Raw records
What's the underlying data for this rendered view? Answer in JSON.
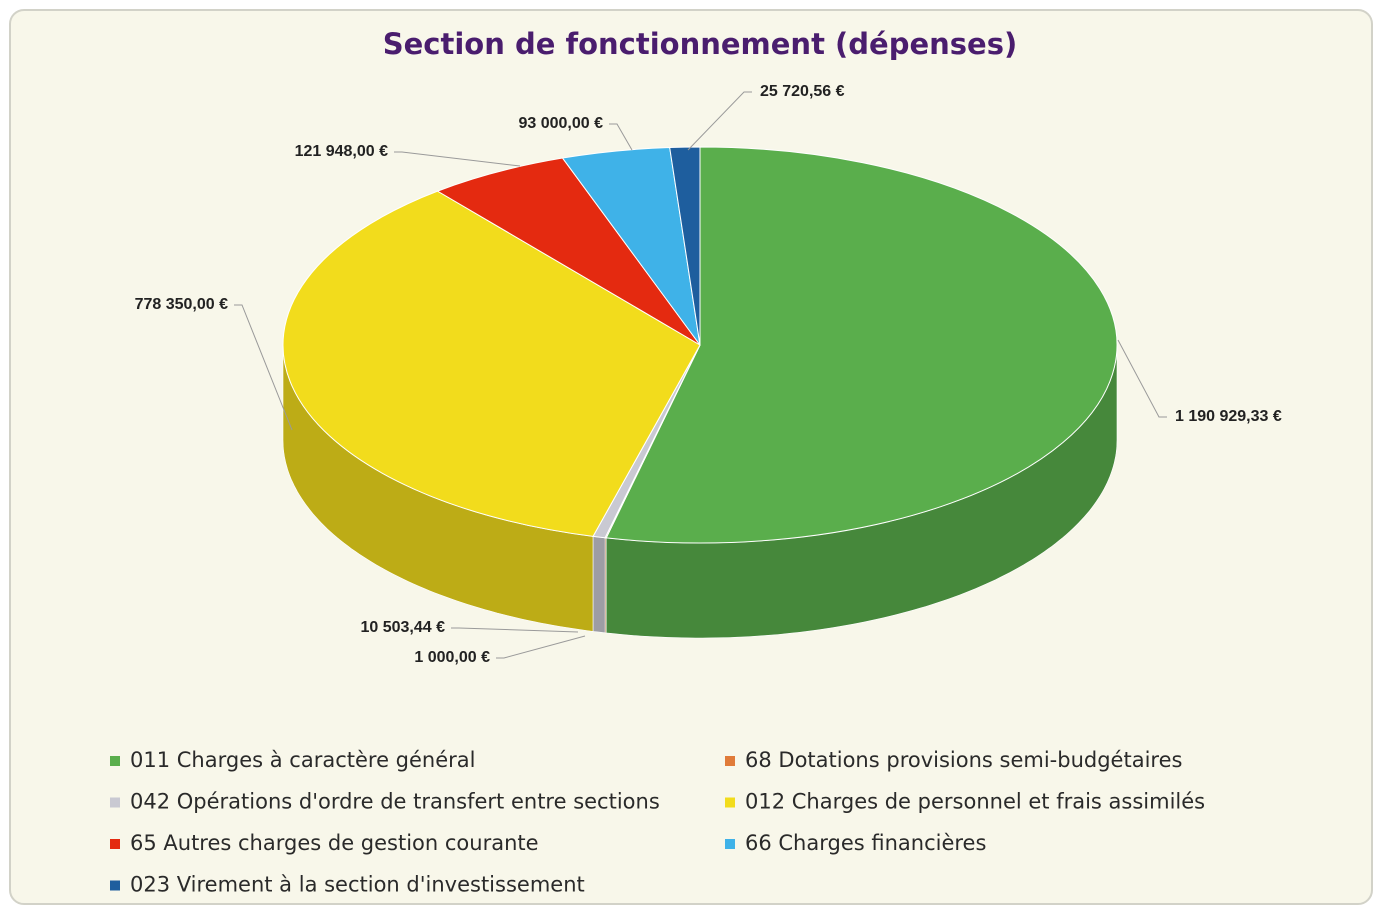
{
  "chart_data": {
    "type": "pie",
    "title": "Section de fonctionnement (dépenses)",
    "categories": [
      "011 Charges à caractère général",
      "68 Dotations provisions semi-budgétaires",
      "042 Opérations d'ordre de transfert entre sections",
      "012 Charges de personnel et frais assimilés",
      "65 Autres charges de gestion courante",
      "66 Charges financières",
      "023 Virement à la section d'investissement"
    ],
    "values": [
      1190929.33,
      1000.0,
      10503.44,
      778350.0,
      121948.0,
      93000.0,
      25720.56
    ],
    "value_labels": [
      "1 190 929,33  €",
      "1 000,00  €",
      "10 503,44  €",
      "778 350,00  €",
      "121 948,00  €",
      "93 000,00  €",
      "25 720,56  €"
    ],
    "colors": [
      "#5aae4c",
      "#e07b39",
      "#c9c9d2",
      "#f2dc1c",
      "#e42a10",
      "#3fb2e8",
      "#1e5e9e"
    ]
  }
}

**GOAL**
Leave out the pictures and transcribe everything else exactly.

**EXERCISE RESULT**
What's the underlying data for this rendered view? Answer in JSON.
{
  "chart_data": {
    "type": "pie",
    "title": "Section de fonctionnement (dépenses)",
    "categories": [
      "011 Charges à caractère général",
      "68 Dotations provisions semi-budgétaires",
      "042 Opérations d'ordre de transfert entre sections",
      "012 Charges de personnel et frais assimilés",
      "65 Autres charges de gestion courante",
      "66 Charges financières",
      "023 Virement à la section d'investissement"
    ],
    "values": [
      1190929.33,
      1000.0,
      10503.44,
      778350.0,
      121948.0,
      93000.0,
      25720.56
    ],
    "value_labels": [
      "1 190 929,33  €",
      "1 000,00  €",
      "10 503,44  €",
      "778 350,00  €",
      "121 948,00  €",
      "93 000,00  €",
      "25 720,56  €"
    ],
    "colors": [
      "#5aae4c",
      "#e07b39",
      "#c9c9d2",
      "#f2dc1c",
      "#e42a10",
      "#3fb2e8",
      "#1e5e9e"
    ]
  }
}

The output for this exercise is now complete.